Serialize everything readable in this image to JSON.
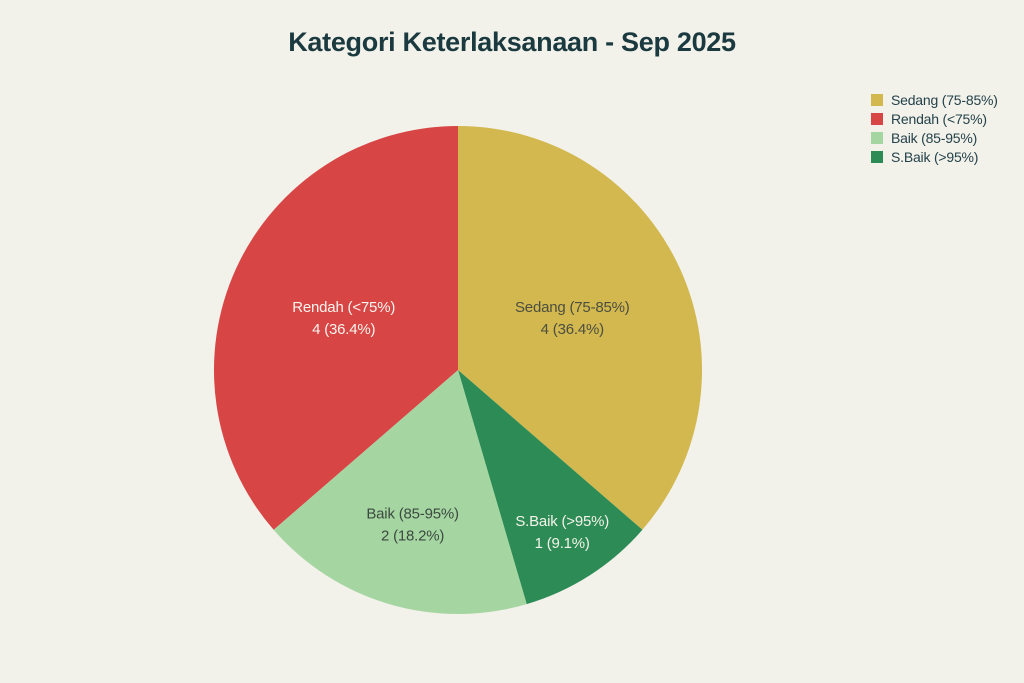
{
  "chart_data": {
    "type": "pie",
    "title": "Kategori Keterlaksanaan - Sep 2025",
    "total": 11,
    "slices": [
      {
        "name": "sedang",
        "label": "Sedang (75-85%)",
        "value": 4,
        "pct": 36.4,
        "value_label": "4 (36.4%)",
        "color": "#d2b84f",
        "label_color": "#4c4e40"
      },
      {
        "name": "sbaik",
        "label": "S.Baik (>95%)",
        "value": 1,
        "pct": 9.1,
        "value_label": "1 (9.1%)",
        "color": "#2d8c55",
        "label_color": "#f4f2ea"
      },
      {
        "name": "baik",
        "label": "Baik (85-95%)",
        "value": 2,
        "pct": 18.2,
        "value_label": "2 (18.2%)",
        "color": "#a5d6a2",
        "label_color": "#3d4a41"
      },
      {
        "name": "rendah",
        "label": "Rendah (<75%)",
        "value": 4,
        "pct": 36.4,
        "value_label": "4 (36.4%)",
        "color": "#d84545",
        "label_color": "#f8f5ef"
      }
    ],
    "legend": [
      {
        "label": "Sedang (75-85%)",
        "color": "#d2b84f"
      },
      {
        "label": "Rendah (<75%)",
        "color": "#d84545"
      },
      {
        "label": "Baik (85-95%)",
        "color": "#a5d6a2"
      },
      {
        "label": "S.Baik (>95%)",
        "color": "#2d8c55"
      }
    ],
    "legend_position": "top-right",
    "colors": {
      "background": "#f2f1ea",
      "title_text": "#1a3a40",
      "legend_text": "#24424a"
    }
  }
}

● ● ●

■ Aim
Select every line where the word "name" occurs.

■ Worked solution
        "name": "sedang",
        "name": "sbaik",
        "name": "baik",
        "name": "rendah",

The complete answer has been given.